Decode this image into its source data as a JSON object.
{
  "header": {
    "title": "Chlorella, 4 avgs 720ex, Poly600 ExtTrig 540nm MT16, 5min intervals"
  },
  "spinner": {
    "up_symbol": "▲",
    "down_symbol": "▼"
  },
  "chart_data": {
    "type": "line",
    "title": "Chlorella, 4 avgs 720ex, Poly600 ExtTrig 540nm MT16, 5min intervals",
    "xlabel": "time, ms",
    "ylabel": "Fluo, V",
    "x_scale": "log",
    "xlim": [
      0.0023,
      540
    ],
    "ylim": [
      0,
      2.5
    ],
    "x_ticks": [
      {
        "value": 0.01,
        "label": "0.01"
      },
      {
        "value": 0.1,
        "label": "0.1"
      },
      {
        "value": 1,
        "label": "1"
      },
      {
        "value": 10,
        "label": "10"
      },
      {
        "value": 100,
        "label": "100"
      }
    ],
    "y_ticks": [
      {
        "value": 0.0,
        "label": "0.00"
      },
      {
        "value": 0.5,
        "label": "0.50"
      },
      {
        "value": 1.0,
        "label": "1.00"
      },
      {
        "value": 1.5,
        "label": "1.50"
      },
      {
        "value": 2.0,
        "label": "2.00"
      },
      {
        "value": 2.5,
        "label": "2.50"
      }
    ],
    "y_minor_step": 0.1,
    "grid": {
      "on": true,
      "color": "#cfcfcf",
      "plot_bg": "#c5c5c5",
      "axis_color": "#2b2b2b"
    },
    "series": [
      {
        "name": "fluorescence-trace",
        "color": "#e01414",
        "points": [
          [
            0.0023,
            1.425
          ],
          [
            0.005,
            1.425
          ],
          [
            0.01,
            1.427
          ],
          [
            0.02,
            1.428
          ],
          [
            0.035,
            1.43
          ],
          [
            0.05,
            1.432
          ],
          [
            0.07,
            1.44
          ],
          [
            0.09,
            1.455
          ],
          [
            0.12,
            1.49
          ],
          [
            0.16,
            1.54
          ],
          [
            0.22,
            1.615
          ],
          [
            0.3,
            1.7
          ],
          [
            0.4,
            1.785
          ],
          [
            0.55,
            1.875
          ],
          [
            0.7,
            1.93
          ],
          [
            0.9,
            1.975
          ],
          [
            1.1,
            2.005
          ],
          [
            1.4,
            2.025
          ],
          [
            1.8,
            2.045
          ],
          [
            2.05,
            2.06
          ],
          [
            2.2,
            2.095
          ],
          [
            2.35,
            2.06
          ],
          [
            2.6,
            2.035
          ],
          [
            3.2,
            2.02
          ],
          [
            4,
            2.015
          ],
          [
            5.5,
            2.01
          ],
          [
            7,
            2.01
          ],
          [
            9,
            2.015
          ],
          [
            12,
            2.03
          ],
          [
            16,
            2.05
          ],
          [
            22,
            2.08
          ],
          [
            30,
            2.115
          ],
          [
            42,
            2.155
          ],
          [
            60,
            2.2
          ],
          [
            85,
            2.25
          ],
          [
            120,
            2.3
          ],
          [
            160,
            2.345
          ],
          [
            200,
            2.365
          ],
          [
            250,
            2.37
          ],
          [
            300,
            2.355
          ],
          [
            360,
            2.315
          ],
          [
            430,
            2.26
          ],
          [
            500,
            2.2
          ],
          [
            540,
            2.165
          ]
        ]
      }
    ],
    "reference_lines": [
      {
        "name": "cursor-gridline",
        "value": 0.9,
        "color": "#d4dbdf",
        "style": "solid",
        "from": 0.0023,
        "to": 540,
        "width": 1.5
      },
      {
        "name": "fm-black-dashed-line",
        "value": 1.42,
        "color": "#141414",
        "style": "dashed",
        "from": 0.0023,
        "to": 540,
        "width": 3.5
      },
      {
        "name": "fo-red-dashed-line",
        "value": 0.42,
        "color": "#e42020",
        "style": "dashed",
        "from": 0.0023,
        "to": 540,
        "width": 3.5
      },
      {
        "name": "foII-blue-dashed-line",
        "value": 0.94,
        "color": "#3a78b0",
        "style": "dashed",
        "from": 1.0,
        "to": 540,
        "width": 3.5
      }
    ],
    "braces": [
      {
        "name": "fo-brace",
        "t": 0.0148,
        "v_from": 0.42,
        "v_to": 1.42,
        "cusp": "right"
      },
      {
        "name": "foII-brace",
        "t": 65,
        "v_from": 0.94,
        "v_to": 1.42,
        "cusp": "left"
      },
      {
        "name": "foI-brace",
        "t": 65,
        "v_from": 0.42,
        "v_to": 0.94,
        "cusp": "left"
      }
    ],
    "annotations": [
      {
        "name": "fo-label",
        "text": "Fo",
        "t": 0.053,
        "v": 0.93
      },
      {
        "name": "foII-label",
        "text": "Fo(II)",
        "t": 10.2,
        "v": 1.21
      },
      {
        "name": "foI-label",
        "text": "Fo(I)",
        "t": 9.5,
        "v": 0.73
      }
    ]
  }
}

-------------------------

* **TASK DETAILS**
Extract the entries above verbatim.

* **SOLUTION FOR THIS TASK**
Decode this image into its source data as a JSON object.
{
  "header": {
    "title": "Chlorella, 4 avgs 720ex, Poly600 ExtTrig 540nm MT16, 5min intervals"
  },
  "spinner": {
    "up_symbol": "▲",
    "down_symbol": "▼"
  },
  "chart_data": {
    "type": "line",
    "title": "Chlorella, 4 avgs 720ex, Poly600 ExtTrig 540nm MT16, 5min intervals",
    "xlabel": "time, ms",
    "ylabel": "Fluo, V",
    "x_scale": "log",
    "xlim": [
      0.0023,
      540
    ],
    "ylim": [
      0,
      2.5
    ],
    "x_ticks": [
      {
        "value": 0.01,
        "label": "0.01"
      },
      {
        "value": 0.1,
        "label": "0.1"
      },
      {
        "value": 1,
        "label": "1"
      },
      {
        "value": 10,
        "label": "10"
      },
      {
        "value": 100,
        "label": "100"
      }
    ],
    "y_ticks": [
      {
        "value": 0.0,
        "label": "0.00"
      },
      {
        "value": 0.5,
        "label": "0.50"
      },
      {
        "value": 1.0,
        "label": "1.00"
      },
      {
        "value": 1.5,
        "label": "1.50"
      },
      {
        "value": 2.0,
        "label": "2.00"
      },
      {
        "value": 2.5,
        "label": "2.50"
      }
    ],
    "y_minor_step": 0.1,
    "grid": {
      "on": true,
      "color": "#cfcfcf",
      "plot_bg": "#c5c5c5",
      "axis_color": "#2b2b2b"
    },
    "series": [
      {
        "name": "fluorescence-trace",
        "color": "#e01414",
        "points": [
          [
            0.0023,
            1.425
          ],
          [
            0.005,
            1.425
          ],
          [
            0.01,
            1.427
          ],
          [
            0.02,
            1.428
          ],
          [
            0.035,
            1.43
          ],
          [
            0.05,
            1.432
          ],
          [
            0.07,
            1.44
          ],
          [
            0.09,
            1.455
          ],
          [
            0.12,
            1.49
          ],
          [
            0.16,
            1.54
          ],
          [
            0.22,
            1.615
          ],
          [
            0.3,
            1.7
          ],
          [
            0.4,
            1.785
          ],
          [
            0.55,
            1.875
          ],
          [
            0.7,
            1.93
          ],
          [
            0.9,
            1.975
          ],
          [
            1.1,
            2.005
          ],
          [
            1.4,
            2.025
          ],
          [
            1.8,
            2.045
          ],
          [
            2.05,
            2.06
          ],
          [
            2.2,
            2.095
          ],
          [
            2.35,
            2.06
          ],
          [
            2.6,
            2.035
          ],
          [
            3.2,
            2.02
          ],
          [
            4,
            2.015
          ],
          [
            5.5,
            2.01
          ],
          [
            7,
            2.01
          ],
          [
            9,
            2.015
          ],
          [
            12,
            2.03
          ],
          [
            16,
            2.05
          ],
          [
            22,
            2.08
          ],
          [
            30,
            2.115
          ],
          [
            42,
            2.155
          ],
          [
            60,
            2.2
          ],
          [
            85,
            2.25
          ],
          [
            120,
            2.3
          ],
          [
            160,
            2.345
          ],
          [
            200,
            2.365
          ],
          [
            250,
            2.37
          ],
          [
            300,
            2.355
          ],
          [
            360,
            2.315
          ],
          [
            430,
            2.26
          ],
          [
            500,
            2.2
          ],
          [
            540,
            2.165
          ]
        ]
      }
    ],
    "reference_lines": [
      {
        "name": "cursor-gridline",
        "value": 0.9,
        "color": "#d4dbdf",
        "style": "solid",
        "from": 0.0023,
        "to": 540,
        "width": 1.5
      },
      {
        "name": "fm-black-dashed-line",
        "value": 1.42,
        "color": "#141414",
        "style": "dashed",
        "from": 0.0023,
        "to": 540,
        "width": 3.5
      },
      {
        "name": "fo-red-dashed-line",
        "value": 0.42,
        "color": "#e42020",
        "style": "dashed",
        "from": 0.0023,
        "to": 540,
        "width": 3.5
      },
      {
        "name": "foII-blue-dashed-line",
        "value": 0.94,
        "color": "#3a78b0",
        "style": "dashed",
        "from": 1.0,
        "to": 540,
        "width": 3.5
      }
    ],
    "braces": [
      {
        "name": "fo-brace",
        "t": 0.0148,
        "v_from": 0.42,
        "v_to": 1.42,
        "cusp": "right"
      },
      {
        "name": "foII-brace",
        "t": 65,
        "v_from": 0.94,
        "v_to": 1.42,
        "cusp": "left"
      },
      {
        "name": "foI-brace",
        "t": 65,
        "v_from": 0.42,
        "v_to": 0.94,
        "cusp": "left"
      }
    ],
    "annotations": [
      {
        "name": "fo-label",
        "text": "Fo",
        "t": 0.053,
        "v": 0.93
      },
      {
        "name": "foII-label",
        "text": "Fo(II)",
        "t": 10.2,
        "v": 1.21
      },
      {
        "name": "foI-label",
        "text": "Fo(I)",
        "t": 9.5,
        "v": 0.73
      }
    ]
  }
}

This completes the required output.